(Dataset records)
######

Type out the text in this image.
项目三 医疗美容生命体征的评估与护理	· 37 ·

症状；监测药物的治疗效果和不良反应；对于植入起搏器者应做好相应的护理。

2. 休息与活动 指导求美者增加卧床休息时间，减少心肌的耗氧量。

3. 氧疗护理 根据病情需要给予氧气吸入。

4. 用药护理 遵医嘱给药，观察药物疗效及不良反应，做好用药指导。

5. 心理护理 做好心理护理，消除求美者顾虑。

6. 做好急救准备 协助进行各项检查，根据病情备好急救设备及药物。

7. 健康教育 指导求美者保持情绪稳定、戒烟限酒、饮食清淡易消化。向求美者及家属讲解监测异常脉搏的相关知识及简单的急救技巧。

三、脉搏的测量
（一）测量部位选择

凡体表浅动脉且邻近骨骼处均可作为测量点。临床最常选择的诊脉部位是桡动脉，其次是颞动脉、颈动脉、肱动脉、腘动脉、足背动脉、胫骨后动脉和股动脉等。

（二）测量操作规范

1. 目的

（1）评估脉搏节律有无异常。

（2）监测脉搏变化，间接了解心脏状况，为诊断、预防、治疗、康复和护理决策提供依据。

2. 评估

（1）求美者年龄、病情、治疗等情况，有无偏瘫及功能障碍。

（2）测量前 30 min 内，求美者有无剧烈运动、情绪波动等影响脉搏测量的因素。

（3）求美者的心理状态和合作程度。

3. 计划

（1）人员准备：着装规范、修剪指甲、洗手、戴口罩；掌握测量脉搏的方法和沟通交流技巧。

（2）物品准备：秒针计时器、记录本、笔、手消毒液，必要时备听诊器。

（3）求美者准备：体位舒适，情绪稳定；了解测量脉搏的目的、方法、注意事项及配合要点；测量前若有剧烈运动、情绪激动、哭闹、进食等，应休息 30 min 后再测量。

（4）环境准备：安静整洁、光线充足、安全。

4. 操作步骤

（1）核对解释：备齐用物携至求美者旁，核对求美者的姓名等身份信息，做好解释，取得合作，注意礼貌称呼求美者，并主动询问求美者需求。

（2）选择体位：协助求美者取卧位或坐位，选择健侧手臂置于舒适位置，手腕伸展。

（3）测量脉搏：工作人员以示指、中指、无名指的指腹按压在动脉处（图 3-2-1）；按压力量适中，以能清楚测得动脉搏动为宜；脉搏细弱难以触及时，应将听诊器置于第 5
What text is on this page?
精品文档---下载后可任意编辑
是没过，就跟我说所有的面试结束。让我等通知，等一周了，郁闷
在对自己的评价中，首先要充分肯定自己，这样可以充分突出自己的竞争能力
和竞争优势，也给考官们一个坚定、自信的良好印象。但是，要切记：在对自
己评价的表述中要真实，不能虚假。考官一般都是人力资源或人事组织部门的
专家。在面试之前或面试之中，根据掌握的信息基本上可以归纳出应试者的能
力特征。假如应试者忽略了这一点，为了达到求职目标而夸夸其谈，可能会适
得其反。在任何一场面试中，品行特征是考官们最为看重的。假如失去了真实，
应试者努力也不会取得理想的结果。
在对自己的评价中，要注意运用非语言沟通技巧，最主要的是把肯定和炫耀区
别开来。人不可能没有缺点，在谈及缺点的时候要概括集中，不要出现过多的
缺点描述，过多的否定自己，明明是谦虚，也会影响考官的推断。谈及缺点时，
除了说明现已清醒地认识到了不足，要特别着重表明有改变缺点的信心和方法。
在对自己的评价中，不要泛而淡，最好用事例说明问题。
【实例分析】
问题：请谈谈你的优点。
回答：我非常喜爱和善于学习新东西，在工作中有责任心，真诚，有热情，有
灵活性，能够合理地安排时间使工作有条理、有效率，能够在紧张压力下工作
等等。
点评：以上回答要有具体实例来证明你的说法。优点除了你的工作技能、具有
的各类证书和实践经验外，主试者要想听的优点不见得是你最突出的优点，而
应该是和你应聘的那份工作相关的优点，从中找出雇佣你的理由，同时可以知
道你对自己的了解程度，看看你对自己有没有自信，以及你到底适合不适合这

######

■ **Aim**: Report how many lines hold the string "text", giving the number and nothing else.

■ **Task solution**: 2